---- Working data
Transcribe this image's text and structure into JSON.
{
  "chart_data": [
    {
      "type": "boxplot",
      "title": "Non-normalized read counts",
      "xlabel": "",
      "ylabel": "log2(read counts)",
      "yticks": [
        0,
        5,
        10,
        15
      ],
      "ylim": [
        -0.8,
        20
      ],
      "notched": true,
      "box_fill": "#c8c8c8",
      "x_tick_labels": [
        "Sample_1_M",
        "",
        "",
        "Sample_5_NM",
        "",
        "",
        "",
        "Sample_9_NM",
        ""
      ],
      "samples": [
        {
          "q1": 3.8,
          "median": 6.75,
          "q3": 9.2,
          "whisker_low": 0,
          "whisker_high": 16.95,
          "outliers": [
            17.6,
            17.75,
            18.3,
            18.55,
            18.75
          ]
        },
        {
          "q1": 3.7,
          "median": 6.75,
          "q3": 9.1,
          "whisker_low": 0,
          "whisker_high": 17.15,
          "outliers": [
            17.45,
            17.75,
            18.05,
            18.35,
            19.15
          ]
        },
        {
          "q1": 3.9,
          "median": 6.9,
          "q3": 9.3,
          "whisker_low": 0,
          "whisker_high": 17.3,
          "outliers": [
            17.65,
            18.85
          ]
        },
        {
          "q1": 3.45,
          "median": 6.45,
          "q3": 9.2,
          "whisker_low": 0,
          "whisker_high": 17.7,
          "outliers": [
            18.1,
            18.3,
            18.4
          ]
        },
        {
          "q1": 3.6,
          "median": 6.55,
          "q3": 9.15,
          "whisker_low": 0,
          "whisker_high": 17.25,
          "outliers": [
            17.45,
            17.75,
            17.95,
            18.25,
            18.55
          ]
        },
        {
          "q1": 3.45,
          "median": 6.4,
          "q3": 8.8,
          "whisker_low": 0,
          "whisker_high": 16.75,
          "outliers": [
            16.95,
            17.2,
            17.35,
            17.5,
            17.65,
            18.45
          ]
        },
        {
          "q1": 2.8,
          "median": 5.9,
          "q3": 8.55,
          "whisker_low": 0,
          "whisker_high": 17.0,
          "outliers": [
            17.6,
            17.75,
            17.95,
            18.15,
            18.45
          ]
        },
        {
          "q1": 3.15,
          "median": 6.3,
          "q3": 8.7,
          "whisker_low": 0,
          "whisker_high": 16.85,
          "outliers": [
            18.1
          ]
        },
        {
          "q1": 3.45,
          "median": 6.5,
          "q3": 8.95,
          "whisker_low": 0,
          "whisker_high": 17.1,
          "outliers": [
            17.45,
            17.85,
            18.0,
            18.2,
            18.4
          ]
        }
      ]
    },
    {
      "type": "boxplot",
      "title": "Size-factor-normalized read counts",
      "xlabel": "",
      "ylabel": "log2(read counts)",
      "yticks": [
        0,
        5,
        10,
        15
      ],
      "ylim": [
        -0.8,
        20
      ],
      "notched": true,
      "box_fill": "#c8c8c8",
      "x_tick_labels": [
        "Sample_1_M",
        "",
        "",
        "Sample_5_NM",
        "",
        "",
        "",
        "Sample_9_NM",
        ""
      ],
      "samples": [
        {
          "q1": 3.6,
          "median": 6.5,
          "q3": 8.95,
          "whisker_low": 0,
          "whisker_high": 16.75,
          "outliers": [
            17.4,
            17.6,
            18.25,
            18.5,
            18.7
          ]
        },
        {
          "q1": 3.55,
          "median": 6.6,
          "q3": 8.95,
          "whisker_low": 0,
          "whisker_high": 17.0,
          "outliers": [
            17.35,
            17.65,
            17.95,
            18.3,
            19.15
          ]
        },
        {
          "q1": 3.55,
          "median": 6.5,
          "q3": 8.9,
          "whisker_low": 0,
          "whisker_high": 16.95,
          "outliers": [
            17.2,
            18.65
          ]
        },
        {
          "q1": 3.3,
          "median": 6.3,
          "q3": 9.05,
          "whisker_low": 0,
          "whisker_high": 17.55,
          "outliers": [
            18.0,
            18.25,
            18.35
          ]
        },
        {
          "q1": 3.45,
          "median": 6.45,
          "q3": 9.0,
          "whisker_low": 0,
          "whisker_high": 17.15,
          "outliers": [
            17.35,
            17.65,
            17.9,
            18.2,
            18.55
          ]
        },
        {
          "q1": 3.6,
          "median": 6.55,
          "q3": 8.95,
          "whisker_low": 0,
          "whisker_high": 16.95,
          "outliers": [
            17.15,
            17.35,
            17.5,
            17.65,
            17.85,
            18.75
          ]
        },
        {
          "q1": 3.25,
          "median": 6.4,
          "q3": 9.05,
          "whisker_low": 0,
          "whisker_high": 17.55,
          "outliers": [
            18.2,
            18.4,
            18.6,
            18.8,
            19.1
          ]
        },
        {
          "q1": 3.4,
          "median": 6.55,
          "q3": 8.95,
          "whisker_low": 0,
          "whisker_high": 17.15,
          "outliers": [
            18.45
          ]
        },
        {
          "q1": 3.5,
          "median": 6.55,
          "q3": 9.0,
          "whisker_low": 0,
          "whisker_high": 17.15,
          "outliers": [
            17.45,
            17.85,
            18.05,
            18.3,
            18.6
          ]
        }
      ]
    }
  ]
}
--------
● **Exercise goal**: Repeat each record in full; every line must match exactly.

● **Full answer**:
Transcribe this image's text and structure into JSON.
{
  "chart_data": [
    {
      "type": "boxplot",
      "title": "Non-normalized read counts",
      "xlabel": "",
      "ylabel": "log2(read counts)",
      "yticks": [
        0,
        5,
        10,
        15
      ],
      "ylim": [
        -0.8,
        20
      ],
      "notched": true,
      "box_fill": "#c8c8c8",
      "x_tick_labels": [
        "Sample_1_M",
        "",
        "",
        "Sample_5_NM",
        "",
        "",
        "",
        "Sample_9_NM",
        ""
      ],
      "samples": [
        {
          "q1": 3.8,
          "median": 6.75,
          "q3": 9.2,
          "whisker_low": 0,
          "whisker_high": 16.95,
          "outliers": [
            17.6,
            17.75,
            18.3,
            18.55,
            18.75
          ]
        },
        {
          "q1": 3.7,
          "median": 6.75,
          "q3": 9.1,
          "whisker_low": 0,
          "whisker_high": 17.15,
          "outliers": [
            17.45,
            17.75,
            18.05,
            18.35,
            19.15
          ]
        },
        {
          "q1": 3.9,
          "median": 6.9,
          "q3": 9.3,
          "whisker_low": 0,
          "whisker_high": 17.3,
          "outliers": [
            17.65,
            18.85
          ]
        },
        {
          "q1": 3.45,
          "median": 6.45,
          "q3": 9.2,
          "whisker_low": 0,
          "whisker_high": 17.7,
          "outliers": [
            18.1,
            18.3,
            18.4
          ]
        },
        {
          "q1": 3.6,
          "median": 6.55,
          "q3": 9.15,
          "whisker_low": 0,
          "whisker_high": 17.25,
          "outliers": [
            17.45,
            17.75,
            17.95,
            18.25,
            18.55
          ]
        },
        {
          "q1": 3.45,
          "median": 6.4,
          "q3": 8.8,
          "whisker_low": 0,
          "whisker_high": 16.75,
          "outliers": [
            16.95,
            17.2,
            17.35,
            17.5,
            17.65,
            18.45
          ]
        },
        {
          "q1": 2.8,
          "median": 5.9,
          "q3": 8.55,
          "whisker_low": 0,
          "whisker_high": 17.0,
          "outliers": [
            17.6,
            17.75,
            17.95,
            18.15,
            18.45
          ]
        },
        {
          "q1": 3.15,
          "median": 6.3,
          "q3": 8.7,
          "whisker_low": 0,
          "whisker_high": 16.85,
          "outliers": [
            18.1
          ]
        },
        {
          "q1": 3.45,
          "median": 6.5,
          "q3": 8.95,
          "whisker_low": 0,
          "whisker_high": 17.1,
          "outliers": [
            17.45,
            17.85,
            18.0,
            18.2,
            18.4
          ]
        }
      ]
    },
    {
      "type": "boxplot",
      "title": "Size-factor-normalized read counts",
      "xlabel": "",
      "ylabel": "log2(read counts)",
      "yticks": [
        0,
        5,
        10,
        15
      ],
      "ylim": [
        -0.8,
        20
      ],
      "notched": true,
      "box_fill": "#c8c8c8",
      "x_tick_labels": [
        "Sample_1_M",
        "",
        "",
        "Sample_5_NM",
        "",
        "",
        "",
        "Sample_9_NM",
        ""
      ],
      "samples": [
        {
          "q1": 3.6,
          "median": 6.5,
          "q3": 8.95,
          "whisker_low": 0,
          "whisker_high": 16.75,
          "outliers": [
            17.4,
            17.6,
            18.25,
            18.5,
            18.7
          ]
        },
        {
          "q1": 3.55,
          "median": 6.6,
          "q3": 8.95,
          "whisker_low": 0,
          "whisker_high": 17.0,
          "outliers": [
            17.35,
            17.65,
            17.95,
            18.3,
            19.15
          ]
        },
        {
          "q1": 3.55,
          "median": 6.5,
          "q3": 8.9,
          "whisker_low": 0,
          "whisker_high": 16.95,
          "outliers": [
            17.2,
            18.65
          ]
        },
        {
          "q1": 3.3,
          "median": 6.3,
          "q3": 9.05,
          "whisker_low": 0,
          "whisker_high": 17.55,
          "outliers": [
            18.0,
            18.25,
            18.35
          ]
        },
        {
          "q1": 3.45,
          "median": 6.45,
          "q3": 9.0,
          "whisker_low": 0,
          "whisker_high": 17.15,
          "outliers": [
            17.35,
            17.65,
            17.9,
            18.2,
            18.55
          ]
        },
        {
          "q1": 3.6,
          "median": 6.55,
          "q3": 8.95,
          "whisker_low": 0,
          "whisker_high": 16.95,
          "outliers": [
            17.15,
            17.35,
            17.5,
            17.65,
            17.85,
            18.75
          ]
        },
        {
          "q1": 3.25,
          "median": 6.4,
          "q3": 9.05,
          "whisker_low": 0,
          "whisker_high": 17.55,
          "outliers": [
            18.2,
            18.4,
            18.6,
            18.8,
            19.1
          ]
        },
        {
          "q1": 3.4,
          "median": 6.55,
          "q3": 8.95,
          "whisker_low": 0,
          "whisker_high": 17.15,
          "outliers": [
            18.45
          ]
        },
        {
          "q1": 3.5,
          "median": 6.55,
          "q3": 9.0,
          "whisker_low": 0,
          "whisker_high": 17.15,
          "outliers": [
            17.45,
            17.85,
            18.05,
            18.3,
            18.6
          ]
        }
      ]
    }
  ]
}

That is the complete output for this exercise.